▸ Job:
Swap "reconstruction" for "restoration" and rewrite the part of the passage on Ukraine's damaged infrastructure starting with "The minister said" and going on through "the rebuilding effort.".

▸ Given passage:
>>>>>

He said the invasion – which Russia launched in February, calling it a “special military operation” – had affected “20 percent to 30 percent of all infrastructure with varying degrees of damage, with different levels of destruction.”

Kubrakov said more than 300 bridges on national roads had been destroyed or damaged, more than 8,000 km (5,000 miles) of roads had to be repaired or rebuilt and dozens of railway bridges had been blown up. He put the bill at $100 billion so far.

The minister said his ministry had begun some reconstruction in areas now back under the control of Ukrainian troops.

“If we talk about roads, bridges and residential buildings, I believe that almost everything can be rebuilt in two years … if everyone works quickly,” he said.

In the first weeks of the war, Russian forces came close to Kyiv, causing widespread damage to towns and infrastructure in the region. Russian troops pulled back from the north around the capital this month to focus the campaign on the east and south, where the besieged port city of Mariupol has been devastated.

Kubrakov said he expected Western nations to support Ukraine’s reconstruction, adding that funds could be found from a range of sources to support the rebuilding effort.

“There are several sources that are being considered. The first is the assets of the Russian Federation, which are now frozen in almost all major countries,” he said.

<<<<<

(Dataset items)

>>>>>

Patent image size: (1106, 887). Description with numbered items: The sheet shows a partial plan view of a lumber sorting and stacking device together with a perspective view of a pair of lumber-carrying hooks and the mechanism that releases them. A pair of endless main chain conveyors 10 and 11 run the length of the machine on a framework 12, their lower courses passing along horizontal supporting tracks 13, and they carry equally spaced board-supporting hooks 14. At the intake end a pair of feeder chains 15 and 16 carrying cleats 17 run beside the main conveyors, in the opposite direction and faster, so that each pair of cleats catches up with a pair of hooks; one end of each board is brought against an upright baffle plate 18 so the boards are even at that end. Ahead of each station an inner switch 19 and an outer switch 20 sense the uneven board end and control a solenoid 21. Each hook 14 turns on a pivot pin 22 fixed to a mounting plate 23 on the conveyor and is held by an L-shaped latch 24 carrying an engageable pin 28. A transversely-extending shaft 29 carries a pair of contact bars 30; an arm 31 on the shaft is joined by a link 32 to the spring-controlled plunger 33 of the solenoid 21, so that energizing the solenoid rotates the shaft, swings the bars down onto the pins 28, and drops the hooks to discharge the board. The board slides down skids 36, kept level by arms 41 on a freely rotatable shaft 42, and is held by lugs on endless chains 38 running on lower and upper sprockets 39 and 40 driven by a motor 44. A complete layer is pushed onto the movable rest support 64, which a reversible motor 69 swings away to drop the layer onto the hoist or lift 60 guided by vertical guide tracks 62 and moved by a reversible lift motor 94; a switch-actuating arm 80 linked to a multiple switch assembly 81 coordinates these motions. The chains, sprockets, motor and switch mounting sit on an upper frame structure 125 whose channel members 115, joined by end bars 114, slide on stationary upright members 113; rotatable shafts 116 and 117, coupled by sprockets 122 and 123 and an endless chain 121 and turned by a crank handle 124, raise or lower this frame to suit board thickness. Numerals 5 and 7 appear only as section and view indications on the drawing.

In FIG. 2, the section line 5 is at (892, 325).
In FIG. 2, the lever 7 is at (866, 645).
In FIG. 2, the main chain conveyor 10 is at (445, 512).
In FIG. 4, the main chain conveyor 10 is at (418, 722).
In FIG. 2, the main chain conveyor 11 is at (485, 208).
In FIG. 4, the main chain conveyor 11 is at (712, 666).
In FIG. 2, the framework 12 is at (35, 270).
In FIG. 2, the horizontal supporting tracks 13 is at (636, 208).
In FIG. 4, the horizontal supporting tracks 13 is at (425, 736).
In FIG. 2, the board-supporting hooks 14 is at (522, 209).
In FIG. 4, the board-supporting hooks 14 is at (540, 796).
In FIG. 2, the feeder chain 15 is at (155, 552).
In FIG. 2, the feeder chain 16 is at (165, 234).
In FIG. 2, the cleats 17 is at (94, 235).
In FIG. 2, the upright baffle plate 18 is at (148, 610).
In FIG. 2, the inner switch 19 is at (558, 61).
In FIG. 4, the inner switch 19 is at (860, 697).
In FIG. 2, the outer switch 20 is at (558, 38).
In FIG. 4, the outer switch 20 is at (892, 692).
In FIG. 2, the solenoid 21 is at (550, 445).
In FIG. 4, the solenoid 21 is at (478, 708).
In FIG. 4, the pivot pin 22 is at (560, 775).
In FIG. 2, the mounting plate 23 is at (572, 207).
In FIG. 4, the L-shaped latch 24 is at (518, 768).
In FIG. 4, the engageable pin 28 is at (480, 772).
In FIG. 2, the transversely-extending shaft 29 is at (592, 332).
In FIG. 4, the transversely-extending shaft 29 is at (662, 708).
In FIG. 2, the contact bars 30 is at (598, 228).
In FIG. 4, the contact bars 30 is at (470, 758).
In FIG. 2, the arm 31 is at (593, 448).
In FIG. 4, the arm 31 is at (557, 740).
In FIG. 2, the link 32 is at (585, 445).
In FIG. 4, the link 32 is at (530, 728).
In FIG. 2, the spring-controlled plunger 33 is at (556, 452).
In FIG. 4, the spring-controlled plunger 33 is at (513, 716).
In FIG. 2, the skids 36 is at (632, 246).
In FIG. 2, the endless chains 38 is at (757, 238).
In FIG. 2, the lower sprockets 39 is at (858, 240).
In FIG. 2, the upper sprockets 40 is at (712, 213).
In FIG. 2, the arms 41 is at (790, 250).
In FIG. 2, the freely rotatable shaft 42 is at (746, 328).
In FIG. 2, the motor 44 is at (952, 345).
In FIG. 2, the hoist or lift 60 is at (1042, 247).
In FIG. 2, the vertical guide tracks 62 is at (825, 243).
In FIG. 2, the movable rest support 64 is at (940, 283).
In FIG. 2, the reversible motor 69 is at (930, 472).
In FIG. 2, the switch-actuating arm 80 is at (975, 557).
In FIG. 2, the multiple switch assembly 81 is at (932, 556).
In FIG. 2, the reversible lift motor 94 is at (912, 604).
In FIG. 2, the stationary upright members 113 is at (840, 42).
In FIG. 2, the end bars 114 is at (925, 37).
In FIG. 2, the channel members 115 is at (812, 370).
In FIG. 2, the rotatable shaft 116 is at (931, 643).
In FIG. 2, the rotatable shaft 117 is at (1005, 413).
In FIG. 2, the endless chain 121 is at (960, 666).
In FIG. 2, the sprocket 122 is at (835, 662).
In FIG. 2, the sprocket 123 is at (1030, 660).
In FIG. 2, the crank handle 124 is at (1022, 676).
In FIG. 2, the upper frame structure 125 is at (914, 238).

<<<<<

▸ Result for this task:
The minister said his ministry had begun some restoration in areas now back under the control of Ukrainian troops.

“If we talk about roads, bridges and residential buildings, I believe that almost everything can be rebuilt in two years … if everyone works quickly,” he said.

In the first weeks of the war, Russian forces came close to Kyiv, causing widespread damage to towns and infrastructure in the region. Russian troops pulled back from the north around the capital this month to focus the campaign on the east and south, where the besieged port city of Mariupol has been devastated.

Kubrakov said he expected Western nations to support Ukraine’s restoration, adding that funds could be found from a range of sources to support the rebuilding effort.